>> BEGIN

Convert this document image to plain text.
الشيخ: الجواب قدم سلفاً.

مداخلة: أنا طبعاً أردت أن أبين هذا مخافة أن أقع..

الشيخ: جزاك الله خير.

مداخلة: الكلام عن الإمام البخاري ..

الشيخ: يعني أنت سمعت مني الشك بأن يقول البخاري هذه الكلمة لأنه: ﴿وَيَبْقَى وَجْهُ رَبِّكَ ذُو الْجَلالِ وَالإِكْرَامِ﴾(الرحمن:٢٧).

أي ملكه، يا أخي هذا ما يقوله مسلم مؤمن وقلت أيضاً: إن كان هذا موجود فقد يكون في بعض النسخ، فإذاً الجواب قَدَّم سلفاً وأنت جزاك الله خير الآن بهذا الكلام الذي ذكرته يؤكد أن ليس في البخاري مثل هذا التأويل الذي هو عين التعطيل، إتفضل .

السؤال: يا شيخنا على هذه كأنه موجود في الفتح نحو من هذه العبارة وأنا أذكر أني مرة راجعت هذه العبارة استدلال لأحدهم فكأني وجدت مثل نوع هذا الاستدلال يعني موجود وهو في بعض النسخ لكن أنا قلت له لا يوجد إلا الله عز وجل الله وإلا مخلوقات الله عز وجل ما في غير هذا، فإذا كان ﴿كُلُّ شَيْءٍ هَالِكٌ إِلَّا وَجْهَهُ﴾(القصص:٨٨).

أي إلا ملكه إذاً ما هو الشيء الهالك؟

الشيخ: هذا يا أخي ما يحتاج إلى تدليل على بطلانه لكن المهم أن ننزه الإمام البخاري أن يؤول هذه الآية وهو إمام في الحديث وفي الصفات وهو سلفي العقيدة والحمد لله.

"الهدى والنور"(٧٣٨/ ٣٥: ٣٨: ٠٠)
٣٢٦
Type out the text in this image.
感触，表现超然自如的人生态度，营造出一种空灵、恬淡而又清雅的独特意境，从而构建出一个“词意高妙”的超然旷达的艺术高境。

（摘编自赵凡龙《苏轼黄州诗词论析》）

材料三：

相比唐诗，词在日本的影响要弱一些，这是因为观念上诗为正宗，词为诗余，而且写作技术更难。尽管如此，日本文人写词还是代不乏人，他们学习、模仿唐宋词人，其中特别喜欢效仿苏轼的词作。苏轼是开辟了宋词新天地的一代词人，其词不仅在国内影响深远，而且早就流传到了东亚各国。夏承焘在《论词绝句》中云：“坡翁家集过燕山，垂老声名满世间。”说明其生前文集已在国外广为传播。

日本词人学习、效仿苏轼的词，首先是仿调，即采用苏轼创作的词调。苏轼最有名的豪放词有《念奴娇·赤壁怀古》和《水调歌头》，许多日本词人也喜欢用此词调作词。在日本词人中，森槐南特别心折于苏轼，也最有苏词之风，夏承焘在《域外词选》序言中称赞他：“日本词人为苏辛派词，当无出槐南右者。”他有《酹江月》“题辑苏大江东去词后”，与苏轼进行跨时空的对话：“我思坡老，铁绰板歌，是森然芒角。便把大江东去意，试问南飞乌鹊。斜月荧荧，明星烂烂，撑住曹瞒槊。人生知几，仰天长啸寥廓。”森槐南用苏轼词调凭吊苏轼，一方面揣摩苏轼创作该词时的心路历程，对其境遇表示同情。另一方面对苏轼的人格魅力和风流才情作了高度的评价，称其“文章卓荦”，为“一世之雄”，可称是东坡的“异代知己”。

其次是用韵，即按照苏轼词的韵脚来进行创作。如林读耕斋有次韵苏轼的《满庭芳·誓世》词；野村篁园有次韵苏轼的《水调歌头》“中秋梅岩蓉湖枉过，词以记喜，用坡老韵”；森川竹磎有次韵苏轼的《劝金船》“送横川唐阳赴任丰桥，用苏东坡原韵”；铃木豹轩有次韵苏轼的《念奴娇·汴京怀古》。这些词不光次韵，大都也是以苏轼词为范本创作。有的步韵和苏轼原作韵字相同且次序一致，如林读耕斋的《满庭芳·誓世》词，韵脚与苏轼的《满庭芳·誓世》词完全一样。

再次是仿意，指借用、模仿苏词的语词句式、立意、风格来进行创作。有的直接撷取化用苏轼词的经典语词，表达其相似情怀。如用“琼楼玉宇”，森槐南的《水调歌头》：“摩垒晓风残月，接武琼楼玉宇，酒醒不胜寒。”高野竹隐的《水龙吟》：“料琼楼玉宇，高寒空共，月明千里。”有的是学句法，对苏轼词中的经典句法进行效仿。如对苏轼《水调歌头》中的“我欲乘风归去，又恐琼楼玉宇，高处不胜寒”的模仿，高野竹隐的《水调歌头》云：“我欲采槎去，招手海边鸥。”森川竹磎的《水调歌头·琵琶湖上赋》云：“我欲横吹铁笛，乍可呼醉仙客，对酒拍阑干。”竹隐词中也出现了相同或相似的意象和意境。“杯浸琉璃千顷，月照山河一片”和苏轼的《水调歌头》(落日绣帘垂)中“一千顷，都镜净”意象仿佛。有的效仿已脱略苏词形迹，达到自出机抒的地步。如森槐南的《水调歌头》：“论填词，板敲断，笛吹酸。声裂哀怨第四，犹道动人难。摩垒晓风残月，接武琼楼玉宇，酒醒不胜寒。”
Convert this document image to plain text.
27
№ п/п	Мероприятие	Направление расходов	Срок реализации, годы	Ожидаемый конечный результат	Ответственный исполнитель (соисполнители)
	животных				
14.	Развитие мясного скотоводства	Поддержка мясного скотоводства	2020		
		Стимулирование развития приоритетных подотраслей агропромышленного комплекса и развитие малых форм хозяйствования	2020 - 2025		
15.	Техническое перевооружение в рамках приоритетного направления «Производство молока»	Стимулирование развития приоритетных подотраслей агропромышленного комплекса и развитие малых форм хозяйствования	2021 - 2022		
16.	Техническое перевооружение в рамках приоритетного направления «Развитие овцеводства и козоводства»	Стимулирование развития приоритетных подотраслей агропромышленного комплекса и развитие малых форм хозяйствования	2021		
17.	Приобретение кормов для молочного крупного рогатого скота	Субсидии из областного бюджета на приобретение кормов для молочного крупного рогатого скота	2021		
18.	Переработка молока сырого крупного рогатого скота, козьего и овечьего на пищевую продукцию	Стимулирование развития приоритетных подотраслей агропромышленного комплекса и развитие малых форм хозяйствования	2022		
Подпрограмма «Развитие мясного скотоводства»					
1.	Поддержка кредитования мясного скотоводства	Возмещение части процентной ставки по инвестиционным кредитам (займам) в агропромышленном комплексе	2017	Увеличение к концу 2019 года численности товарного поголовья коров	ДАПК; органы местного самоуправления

>> END

Copy out each line above, character for character.

(Exercise output)
Convert this document image to plain text.
الشيخ: الجواب قدم سلفاً.

مداخلة: أنا طبعاً أردت أن أبين هذا مخافة أن أقع..

الشيخ: جزاك الله خير.

مداخلة: الكلام عن الإمام البخاري ..

الشيخ: يعني أنت سمعت مني الشك بأن يقول البخاري هذه الكلمة لأنه: ﴿وَيَبْقَى وَجْهُ رَبِّكَ ذُو الْجَلالِ وَالإِكْرَامِ﴾(الرحمن:٢٧).

أي ملكه، يا أخي هذا ما يقوله مسلم مؤمن وقلت أيضاً: إن كان هذا موجود فقد يكون في بعض النسخ، فإذاً الجواب قَدَّم سلفاً وأنت جزاك الله خير الآن بهذا الكلام الذي ذكرته يؤكد أن ليس في البخاري مثل هذا التأويل الذي هو عين التعطيل، إتفضل .

السؤال: يا شيخنا على هذه كأنه موجود في الفتح نحو من هذه العبارة وأنا أذكر أني مرة راجعت هذه العبارة استدلال لأحدهم فكأني وجدت مثل نوع هذا الاستدلال يعني موجود وهو في بعض النسخ لكن أنا قلت له لا يوجد إلا الله عز وجل الله وإلا مخلوقات الله عز وجل ما في غير هذا، فإذا كان ﴿كُلُّ شَيْءٍ هَالِكٌ إِلَّا وَجْهَهُ﴾(القصص:٨٨).

أي إلا ملكه إذاً ما هو الشيء الهالك؟

الشيخ: هذا يا أخي ما يحتاج إلى تدليل على بطلانه لكن المهم أن ننزه الإمام البخاري أن يؤول هذه الآية وهو إمام في الحديث وفي الصفات وهو سلفي العقيدة والحمد لله.

"الهدى والنور"(٧٣٨/ ٣٥: ٣٨: ٠٠)
٣٢٦
Type out the text in this image.
感触，表现超然自如的人生态度，营造出一种空灵、恬淡而又清雅的独特意境，从而构建出一个“词意高妙”的超然旷达的艺术高境。

（摘编自赵凡龙《苏轼黄州诗词论析》）

材料三：

相比唐诗，词在日本的影响要弱一些，这是因为观念上诗为正宗，词为诗余，而且写作技术更难。尽管如此，日本文人写词还是代不乏人，他们学习、模仿唐宋词人，其中特别喜欢效仿苏轼的词作。苏轼是开辟了宋词新天地的一代词人，其词不仅在国内影响深远，而且早就流传到了东亚各国。夏承焘在《论词绝句》中云：“坡翁家集过燕山，垂老声名满世间。”说明其生前文集已在国外广为传播。

日本词人学习、效仿苏轼的词，首先是仿调，即采用苏轼创作的词调。苏轼最有名的豪放词有《念奴娇·赤壁怀古》和《水调歌头》，许多日本词人也喜欢用此词调作词。在日本词人中，森槐南特别心折于苏轼，也最有苏词之风，夏承焘在《域外词选》序言中称赞他：“日本词人为苏辛派词，当无出槐南右者。”他有《酹江月》“题辑苏大江东去词后”，与苏轼进行跨时空的对话：“我思坡老，铁绰板歌，是森然芒角。便把大江东去意，试问南飞乌鹊。斜月荧荧，明星烂烂，撑住曹瞒槊。人生知几，仰天长啸寥廓。”森槐南用苏轼词调凭吊苏轼，一方面揣摩苏轼创作该词时的心路历程，对其境遇表示同情。另一方面对苏轼的人格魅力和风流才情作了高度的评价，称其“文章卓荦”，为“一世之雄”，可称是东坡的“异代知己”。

其次是用韵，即按照苏轼词的韵脚来进行创作。如林读耕斋有次韵苏轼的《满庭芳·誓世》词；野村篁园有次韵苏轼的《水调歌头》“中秋梅岩蓉湖枉过，词以记喜，用坡老韵”；森川竹磎有次韵苏轼的《劝金船》“送横川唐阳赴任丰桥，用苏东坡原韵”；铃木豹轩有次韵苏轼的《念奴娇·汴京怀古》。这些词不光次韵，大都也是以苏轼词为范本创作。有的步韵和苏轼原作韵字相同且次序一致，如林读耕斋的《满庭芳·誓世》词，韵脚与苏轼的《满庭芳·誓世》词完全一样。

再次是仿意，指借用、模仿苏词的语词句式、立意、风格来进行创作。有的直接撷取化用苏轼词的经典语词，表达其相似情怀。如用“琼楼玉宇”，森槐南的《水调歌头》：“摩垒晓风残月，接武琼楼玉宇，酒醒不胜寒。”高野竹隐的《水龙吟》：“料琼楼玉宇，高寒空共，月明千里。”有的是学句法，对苏轼词中的经典句法进行效仿。如对苏轼《水调歌头》中的“我欲乘风归去，又恐琼楼玉宇，高处不胜寒”的模仿，高野竹隐的《水调歌头》云：“我欲采槎去，招手海边鸥。”森川竹磎的《水调歌头·琵琶湖上赋》云：“我欲横吹铁笛，乍可呼醉仙客，对酒拍阑干。”竹隐词中也出现了相同或相似的意象和意境。“杯浸琉璃千顷，月照山河一片”和苏轼的《水调歌头》(落日绣帘垂)中“一千顷，都镜净”意象仿佛。有的效仿已脱略苏词形迹，达到自出机抒的地步。如森槐南的《水调歌头》：“论填词，板敲断，笛吹酸。声裂哀怨第四，犹道动人难。摩垒晓风残月，接武琼楼玉宇，酒醒不胜寒。”
Convert this document image to plain text.
27
№ п/п	Мероприятие	Направление расходов	Срок реализации, годы	Ожидаемый конечный результат	Ответственный исполнитель (соисполнители)
	животных				
14.	Развитие мясного скотоводства	Поддержка мясного скотоводства	2020		
		Стимулирование развития приоритетных подотраслей агропромышленного комплекса и развитие малых форм хозяйствования	2020 - 2025		
15.	Техническое перевооружение в рамках приоритетного направления «Производство молока»	Стимулирование развития приоритетных подотраслей агропромышленного комплекса и развитие малых форм хозяйствования	2021 - 2022		
16.	Техническое перевооружение в рамках приоритетного направления «Развитие овцеводства и козоводства»	Стимулирование развития приоритетных подотраслей агропромышленного комплекса и развитие малых форм хозяйствования	2021		
17.	Приобретение кормов для молочного крупного рогатого скота	Субсидии из областного бюджета на приобретение кормов для молочного крупного рогатого скота	2021		
18.	Переработка молока сырого крупного рогатого скота, козьего и овечьего на пищевую продукцию	Стимулирование развития приоритетных подотраслей агропромышленного комплекса и развитие малых форм хозяйствования	2022		
Подпрограмма «Развитие мясного скотоводства»					
1.	Поддержка кредитования мясного скотоводства	Возмещение части процентной ставки по инвестиционным кредитам (займам) в агропромышленном комплексе	2017	Увеличение к концу 2019 года численности товарного поголовья коров	ДАПК; органы местного самоуправления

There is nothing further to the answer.